(EXERCISE INSTRUCTIONS) In the records that follow, locate every line with "开拓市场" and extract it.

§

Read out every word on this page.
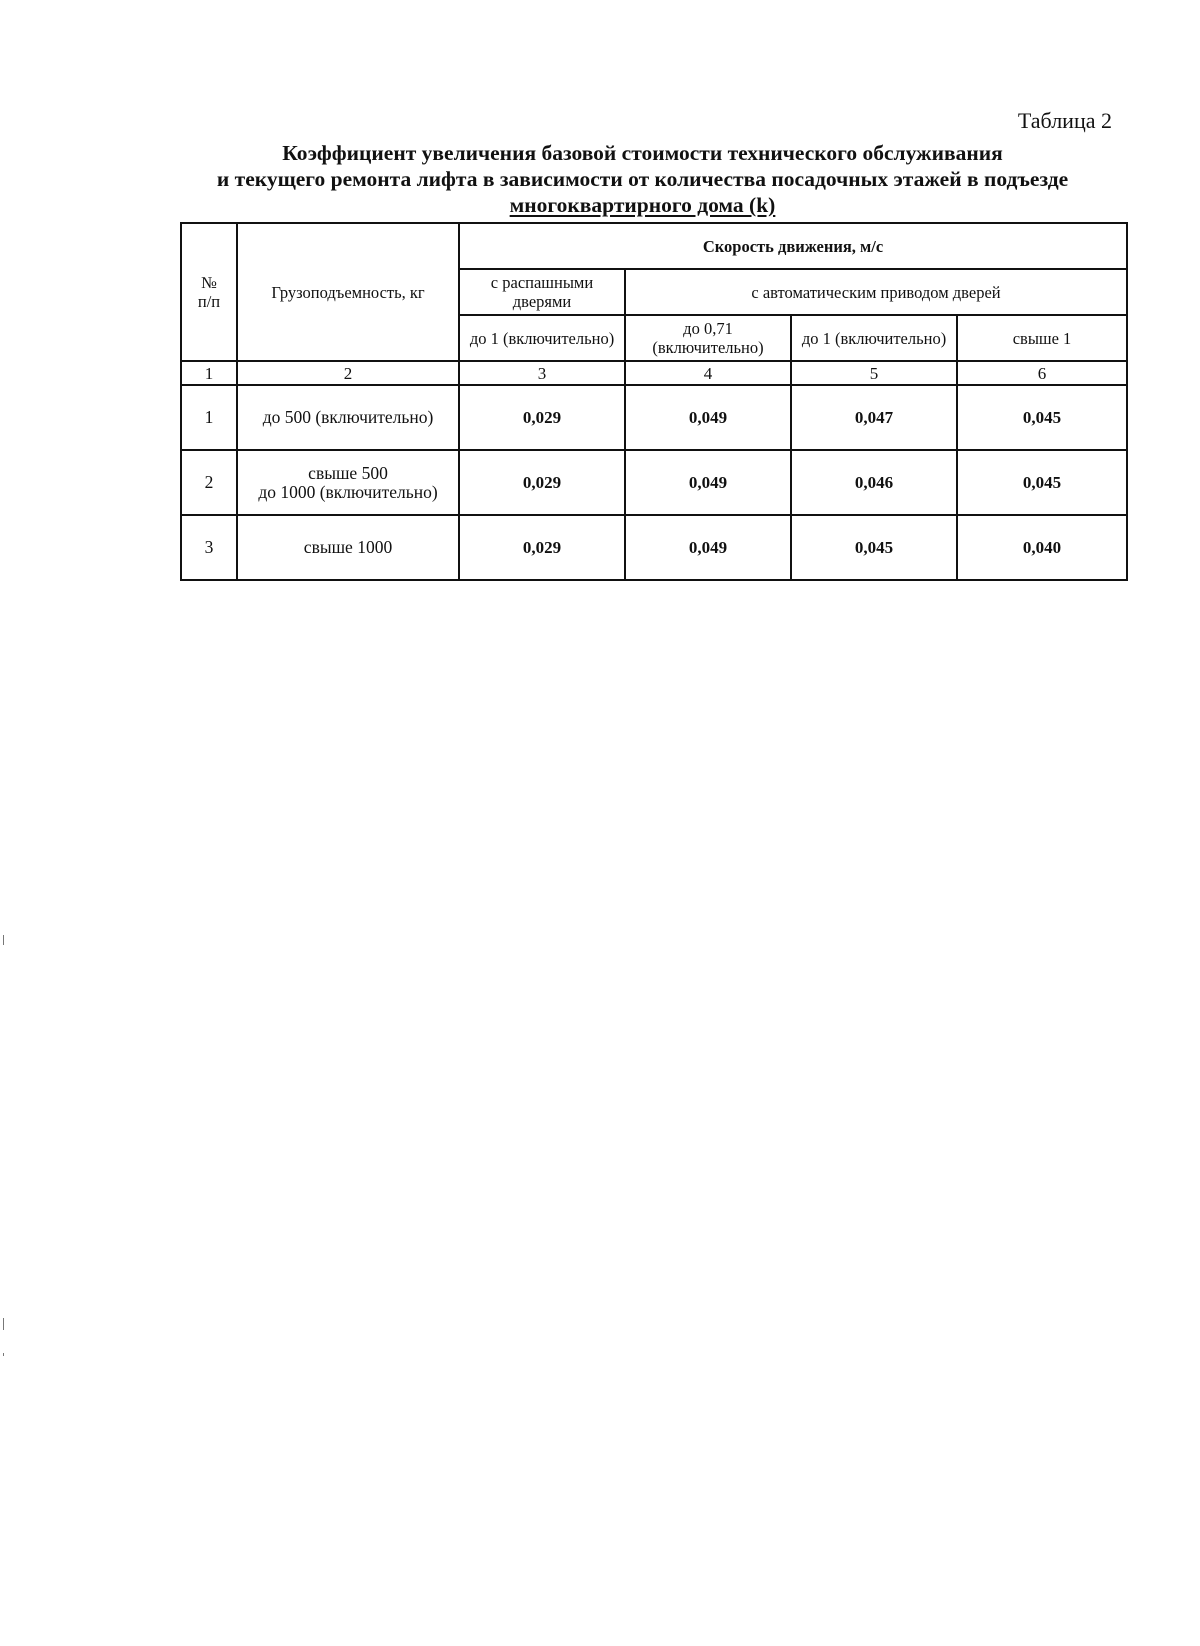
Таблица 2
Коэффициент увеличения базовой стоимости технического обслуживания
и текущего ремонта лифта в зависимости от количества посадочных этажей в подъезде
многоквартирного дома (k)
№
п/п	Грузоподъемность, кг	Скорость движения, м/с			
		с распашными дверями	с автоматическим приводом дверей		
		до 1 (включительно)	до 0,71 (включительно)	до 1 (включительно)	свыше 1
1	2	3	4	5	6
1	до 500 (включительно)	0,029	0,049	0,047	0,045
2	свыше 500
до 1000 (включительно)	0,029	0,049	0,046	0,045
3	свыше 1000	0,029	0,049	0,045	0,040
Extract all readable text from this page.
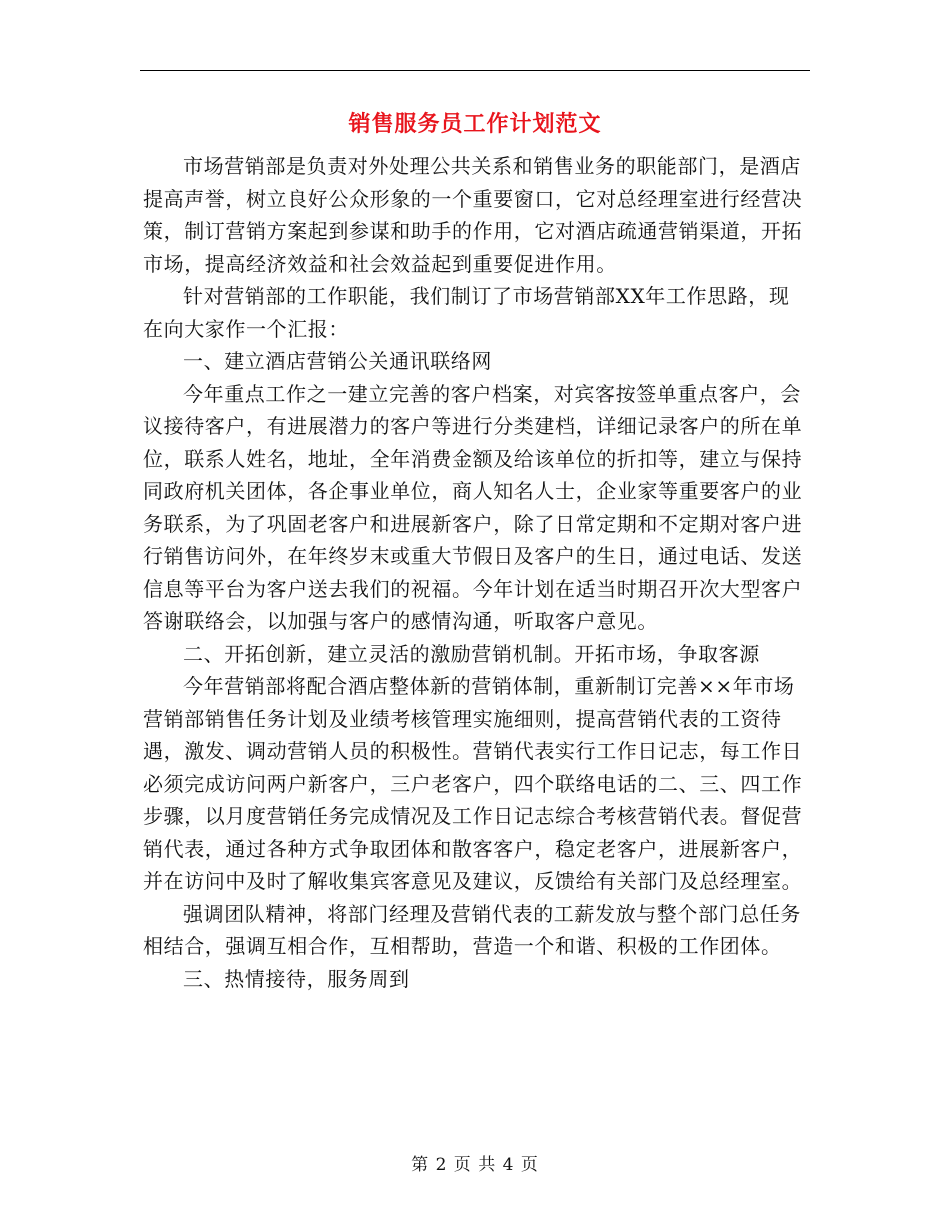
销售服务员工作计划范文

市场营销部是负责对外处理公共关系和销售业务的职能部门，是酒店提高声誉，树立良好公众形象的一个重要窗口，它对总经理室进行经营决策，制订营销方案起到参谋和助手的作用，它对酒店疏通营销渠道，开拓市场，提高经济效益和社会效益起到重要促进作用。

针对营销部的工作职能，我们制订了市场营销部XX年工作思路，现在向大家作一个汇报：

一、建立酒店营销公关通讯联络网

今年重点工作之一建立完善的客户档案，对宾客按签单重点客户，会议接待客户，有进展潜力的客户等进行分类建档，详细记录客户的所在单位，联系人姓名，地址，全年消费金额及给该单位的折扣等，建立与保持同政府机关团体，各企事业单位，商人知名人士，企业家等重要客户的业务联系，为了巩固老客户和进展新客户，除了日常定期和不定期对客户进行销售访问外，在年终岁末或重大节假日及客户的生日，通过电话、发送信息等平台为客户送去我们的祝福。今年计划在适当时期召开次大型客户答谢联络会，以加强与客户的感情沟通，听取客户意见。

二、开拓创新，建立灵活的激励营销机制。开拓市场，争取客源

今年营销部将配合酒店整体新的营销体制，重新制订完善××年市场营销部销售任务计划及业绩考核管理实施细则，提高营销代表的工资待遇，激发、调动营销人员的积极性。营销代表实行工作日记志，每工作日必须完成访问两户新客户，三户老客户，四个联络电话的二、三、四工作步骤，以月度营销任务完成情况及工作日记志综合考核营销代表。督促营销代表，通过各种方式争取团体和散客客户，稳定老客户，进展新客户，并在访问中及时了解收集宾客意见及建议，反馈给有关部门及总经理室。

强调团队精神，将部门经理及营销代表的工薪发放与整个部门总任务相结合，强调互相合作，互相帮助，营造一个和谐、积极的工作团体。

三、热情接待，服务周到

第 2 页 共 4 页
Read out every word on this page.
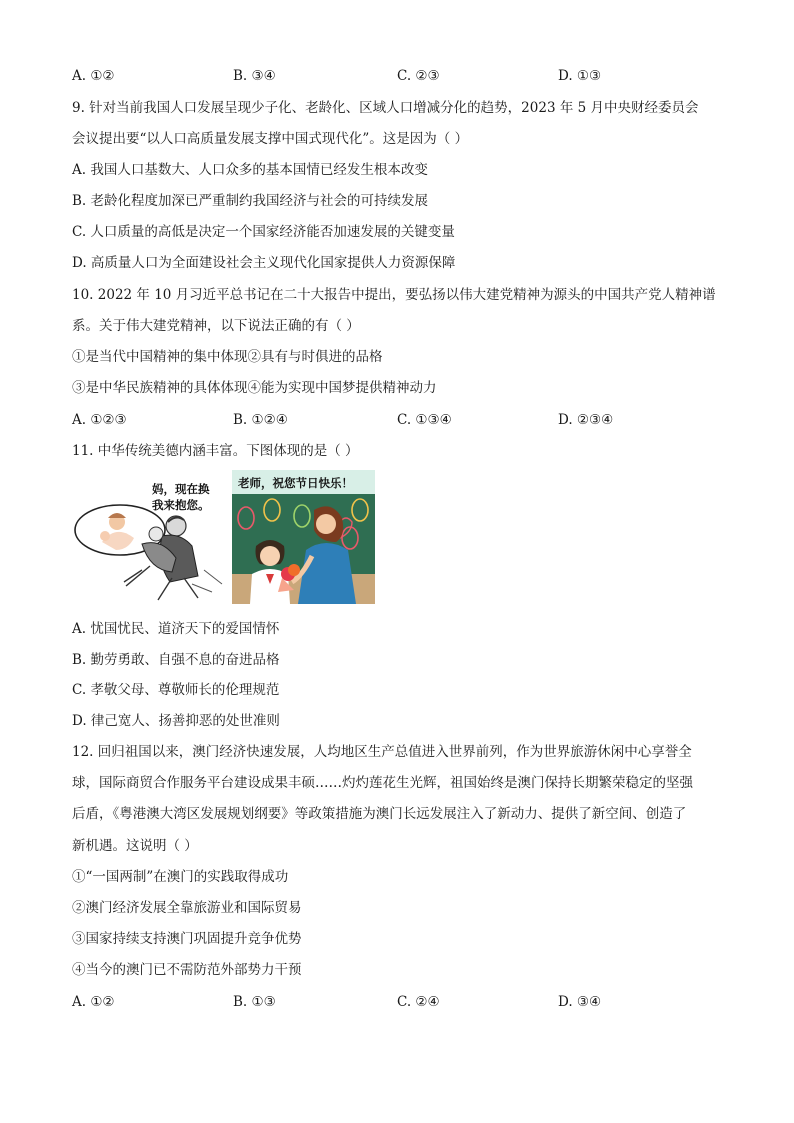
A. ①②	B. ③④	C. ②③	D. ①③
9. 针对当前我国人口发展呈现少子化、老龄化、区域人口增减分化的趋势，2023 年 5 月中央财经委员会
会议提出要“以人口高质量发展支撑中国式现代化”。这是因为（ ）
A. 我国人口基数大、人口众多的基本国情已经发生根本改变
B. 老龄化程度加深已严重制约我国经济与社会的可持续发展
C. 人口质量的高低是决定一个国家经济能否加速发展的关键变量
D. 高质量人口为全面建设社会主义现代化国家提供人力资源保障
10. 2022 年 10 月习近平总书记在二十大报告中提出，要弘扬以伟大建党精神为源头的中国共产党人精神谱
系。关于伟大建党精神，以下说法正确的有（ ）
①是当代中国精神的集中体现②具有与时俱进的品格
③是中华民族精神的具体体现④能为实现中国梦提供精神动力
A. ①②③	B. ①②④	C. ①③④	D. ②③④
11. 中华传统美德内涵丰富。下图体现的是（ ）
妈，现在换
我来抱您。
老师，祝您节日快乐！
A. 忧国忧民、道济天下的爱国情怀
B. 勤劳勇敢、自强不息的奋进品格
C. 孝敬父母、尊敬师长的伦理规范
D. 律己宽人、扬善抑恶的处世准则
12. 回归祖国以来，澳门经济快速发展，人均地区生产总值进入世界前列，作为世界旅游休闲中心享誉全
球，国际商贸合作服务平台建设成果丰硕……灼灼莲花生光辉，祖国始终是澳门保持长期繁荣稳定的坚强
后盾，《粤港澳大湾区发展规划纲要》等政策措施为澳门长远发展注入了新动力、提供了新空间、创造了
新机遇。这说明（ ）
①“一国两制”在澳门的实践取得成功
②澳门经济发展全靠旅游业和国际贸易
③国家持续支持澳门巩固提升竞争优势
④当今的澳门已不需防范外部势力干预
A. ①②	B. ①③	C. ②④	D. ③④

§

(OUTPUT BELOW)
市场营销部是负责对外处理公共关系和销售业务的职能部门，是酒店提高声誉，树立良好公众形象的一个重要窗口，它对总经理室进行经营决策，制订营销方案起到参谋和助手的作用，它对酒店疏通营销渠道，开拓市场，提高经济效益和社会效益起到重要促进作用。
二、开拓创新，建立灵活的激励营销机制。开拓市场，争取客源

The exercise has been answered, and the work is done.